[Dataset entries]
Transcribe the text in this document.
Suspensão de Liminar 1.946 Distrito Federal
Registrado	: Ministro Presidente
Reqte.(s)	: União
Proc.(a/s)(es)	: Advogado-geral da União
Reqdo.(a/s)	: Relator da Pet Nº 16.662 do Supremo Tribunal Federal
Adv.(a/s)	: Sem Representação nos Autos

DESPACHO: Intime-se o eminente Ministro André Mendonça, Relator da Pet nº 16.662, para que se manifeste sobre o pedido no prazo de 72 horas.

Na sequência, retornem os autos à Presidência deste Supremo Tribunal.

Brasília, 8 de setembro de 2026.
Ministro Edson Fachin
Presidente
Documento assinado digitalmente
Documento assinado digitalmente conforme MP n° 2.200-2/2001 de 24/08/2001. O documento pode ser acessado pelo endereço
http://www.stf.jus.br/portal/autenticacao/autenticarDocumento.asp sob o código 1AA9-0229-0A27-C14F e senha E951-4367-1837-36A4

* TASK REQUIREMENTS
Report the number of lines that include the string "Federal"; return nothing but the count.

* TASK RESULT
2